[Stored records]

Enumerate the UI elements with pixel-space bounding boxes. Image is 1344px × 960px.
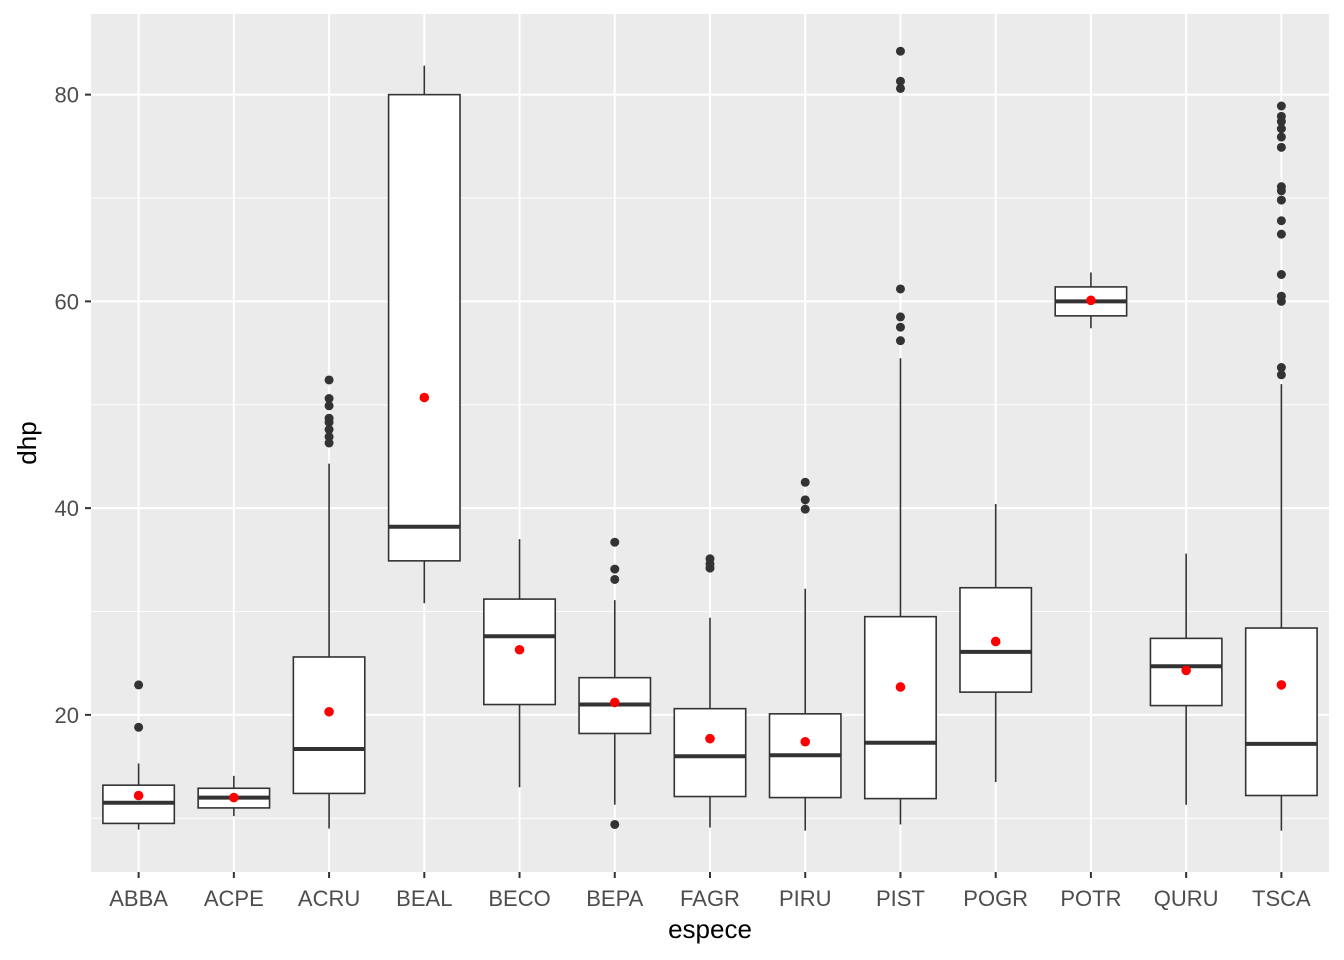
mean-point: [229, 792, 239, 803]
box-piru: [768, 477, 842, 831]
box-potr: [1054, 272, 1128, 329]
y-tick-label: 20: [55, 703, 79, 728]
box-fagr: [673, 554, 747, 828]
outlier-point: [324, 413, 334, 423]
x-tick-label: ACPE: [204, 886, 264, 911]
outlier-point: [895, 83, 905, 93]
x-tick-label: BEAL: [396, 886, 452, 911]
outlier-point: [705, 554, 715, 564]
x-axis-title: espece: [668, 914, 752, 944]
outlier-point: [1276, 111, 1286, 121]
x-tick-label: PIST: [876, 886, 925, 911]
box-pogr: [959, 503, 1033, 783]
box-iqr: [863, 615, 937, 800]
outlier-point: [324, 438, 334, 448]
outlier-point: [1276, 142, 1286, 152]
x-axis: ABBA ACPE ACRU BEAL BECO BEPA FAGR PIRU PIST POGR…: [109, 872, 1311, 911]
mean-point: [1181, 665, 1191, 676]
box-acpe: [197, 775, 271, 817]
outlier-point: [1276, 195, 1286, 205]
outlier-point: [610, 537, 620, 547]
outlier-point: [800, 495, 810, 505]
box-quru: [1149, 553, 1223, 805]
y-axis: 20 40 60 80: [55, 83, 91, 728]
y-axis-title: dhp: [12, 421, 42, 464]
mean-point: [1276, 680, 1287, 690]
box-beal: [387, 65, 461, 604]
outlier-point: [1276, 291, 1286, 301]
outlier-point: [1276, 270, 1286, 280]
box-iqr: [292, 656, 366, 795]
outlier-point: [1276, 229, 1286, 239]
y-tick-label: 60: [55, 289, 79, 314]
outlier-point: [800, 477, 810, 487]
box-iqr: [673, 707, 747, 798]
x-tick-label: BEPA: [586, 886, 643, 911]
x-tick-label: QURU: [1154, 886, 1219, 911]
outlier-point: [324, 375, 334, 385]
x-tick-label: POGR: [963, 886, 1028, 911]
x-tick-label: BECO: [488, 886, 550, 911]
x-tick-label: PIRU: [779, 886, 832, 911]
mean-point: [1086, 295, 1096, 306]
box-acru: [292, 375, 366, 829]
outlier-point: [134, 722, 144, 732]
y-tick-label: 40: [55, 496, 79, 521]
outlier-point: [324, 425, 334, 435]
outlier-point: [610, 574, 620, 584]
box-beco: [483, 539, 557, 788]
outlier-point: [610, 819, 620, 829]
outlier-point: [1276, 132, 1286, 142]
y-tick-label: 80: [55, 83, 79, 108]
outlier-point: [1276, 363, 1286, 373]
outlier-point: [1276, 216, 1286, 226]
outlier-point: [324, 394, 334, 404]
outlier-point: [610, 564, 620, 574]
outlier-point: [895, 312, 905, 322]
box-bepa: [578, 537, 652, 829]
mean-point: [800, 736, 811, 747]
x-tick-label: POTR: [1060, 886, 1121, 911]
mean-point: [133, 790, 144, 801]
outlier-point: [134, 680, 144, 690]
mean-point: [895, 682, 906, 692]
box-layer: [102, 46, 1318, 831]
x-tick-label: ABBA: [109, 886, 168, 911]
outlier-point: [895, 336, 905, 346]
box-iqr: [1244, 627, 1318, 797]
box-pist: [863, 46, 937, 825]
box-abba: [102, 680, 176, 830]
mean-point: [324, 706, 334, 717]
outlier-point: [895, 322, 905, 332]
outlier-point: [1276, 370, 1286, 380]
mean-point: [419, 392, 430, 403]
outlier-point: [324, 401, 334, 411]
outlier-point: [1276, 101, 1286, 111]
outlier-point: [324, 432, 334, 442]
outlier-point: [1276, 182, 1286, 192]
mean-point: [609, 697, 620, 708]
outlier-point: [895, 284, 905, 294]
outlier-point: [895, 76, 905, 86]
mean-point: [705, 733, 715, 744]
x-tick-label: FAGR: [680, 886, 740, 911]
outlier-point: [895, 46, 905, 56]
mean-point: [990, 636, 1001, 647]
outlier-point: [800, 504, 810, 514]
box-tsca: [1244, 101, 1318, 831]
box-iqr: [387, 93, 461, 562]
outlier-point: [1276, 124, 1286, 134]
mean-point: [514, 644, 525, 655]
x-tick-label: TSCA: [1252, 886, 1311, 911]
x-tick-label: ACRU: [298, 886, 360, 911]
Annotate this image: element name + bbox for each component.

_Exercise requirements_: Print the stored records again line for line, including all of them, but omit the pictures.

_Output_:
Enumerate the UI elements with pixel-space bounding boxes. Image is 1344px × 960px.
mean-point: [229, 792, 239, 803]
box-piru: [768, 477, 842, 831]
box-potr: [1054, 272, 1128, 329]
y-tick-label: 20: [55, 703, 79, 728]
box-fagr: [673, 554, 747, 828]
outlier-point: [324, 413, 334, 423]
x-tick-label: ACPE: [204, 886, 264, 911]
outlier-point: [895, 83, 905, 93]
x-tick-label: BEAL: [396, 886, 452, 911]
outlier-point: [705, 554, 715, 564]
x-axis-title: espece: [668, 914, 752, 944]
outlier-point: [1276, 111, 1286, 121]
x-tick-label: PIST: [876, 886, 925, 911]
box-pogr: [959, 503, 1033, 783]
box-iqr: [863, 615, 937, 800]
outlier-point: [324, 438, 334, 448]
outlier-point: [1276, 142, 1286, 152]
x-axis: ABBA ACPE ACRU BEAL BECO BEPA FAGR PIRU PIST POGR…: [109, 872, 1311, 911]
mean-point: [1181, 665, 1191, 676]
box-acpe: [197, 775, 271, 817]
outlier-point: [1276, 195, 1286, 205]
outlier-point: [610, 537, 620, 547]
outlier-point: [800, 495, 810, 505]
box-quru: [1149, 553, 1223, 805]
y-axis: 20 40 60 80: [55, 83, 91, 728]
y-axis-title: dhp: [12, 421, 42, 464]
mean-point: [1276, 680, 1287, 690]
box-beal: [387, 65, 461, 604]
outlier-point: [1276, 291, 1286, 301]
outlier-point: [1276, 270, 1286, 280]
box-iqr: [292, 656, 366, 795]
outlier-point: [1276, 229, 1286, 239]
y-tick-label: 60: [55, 289, 79, 314]
outlier-point: [800, 477, 810, 487]
box-iqr: [673, 707, 747, 798]
x-tick-label: BEPA: [586, 886, 643, 911]
x-tick-label: QURU: [1154, 886, 1219, 911]
outlier-point: [324, 375, 334, 385]
x-tick-label: POGR: [963, 886, 1028, 911]
x-tick-label: BECO: [488, 886, 550, 911]
x-tick-label: PIRU: [779, 886, 832, 911]
mean-point: [1086, 295, 1096, 306]
box-acru: [292, 375, 366, 829]
outlier-point: [134, 722, 144, 732]
y-tick-label: 40: [55, 496, 79, 521]
outlier-point: [324, 425, 334, 435]
outlier-point: [610, 574, 620, 584]
box-beco: [483, 539, 557, 788]
outlier-point: [610, 819, 620, 829]
outlier-point: [1276, 132, 1286, 142]
y-tick-label: 80: [55, 83, 79, 108]
outlier-point: [1276, 363, 1286, 373]
outlier-point: [1276, 216, 1286, 226]
outlier-point: [324, 394, 334, 404]
outlier-point: [610, 564, 620, 574]
outlier-point: [895, 312, 905, 322]
box-bepa: [578, 537, 652, 829]
mean-point: [800, 736, 811, 747]
x-tick-label: POTR: [1060, 886, 1121, 911]
mean-point: [133, 790, 144, 801]
outlier-point: [134, 680, 144, 690]
mean-point: [895, 682, 906, 692]
box-layer: [102, 46, 1318, 831]
x-tick-label: ABBA: [109, 886, 168, 911]
outlier-point: [895, 336, 905, 346]
box-iqr: [1244, 627, 1318, 797]
box-pist: [863, 46, 937, 825]
box-abba: [102, 680, 176, 830]
mean-point: [324, 706, 334, 717]
outlier-point: [895, 322, 905, 332]
outlier-point: [1276, 370, 1286, 380]
mean-point: [419, 392, 430, 403]
outlier-point: [324, 401, 334, 411]
outlier-point: [1276, 101, 1286, 111]
outlier-point: [324, 432, 334, 442]
outlier-point: [1276, 182, 1286, 192]
mean-point: [609, 697, 620, 708]
outlier-point: [895, 284, 905, 294]
outlier-point: [895, 76, 905, 86]
mean-point: [705, 733, 715, 744]
x-tick-label: FAGR: [680, 886, 740, 911]
outlier-point: [895, 46, 905, 56]
mean-point: [990, 636, 1001, 647]
outlier-point: [800, 504, 810, 514]
box-tsca: [1244, 101, 1318, 831]
box-iqr: [387, 93, 461, 562]
outlier-point: [1276, 124, 1286, 134]
mean-point: [514, 644, 525, 655]
x-tick-label: TSCA: [1252, 886, 1311, 911]
x-tick-label: ACRU: [298, 886, 360, 911]
Annotate this image: element name + bbox for each component.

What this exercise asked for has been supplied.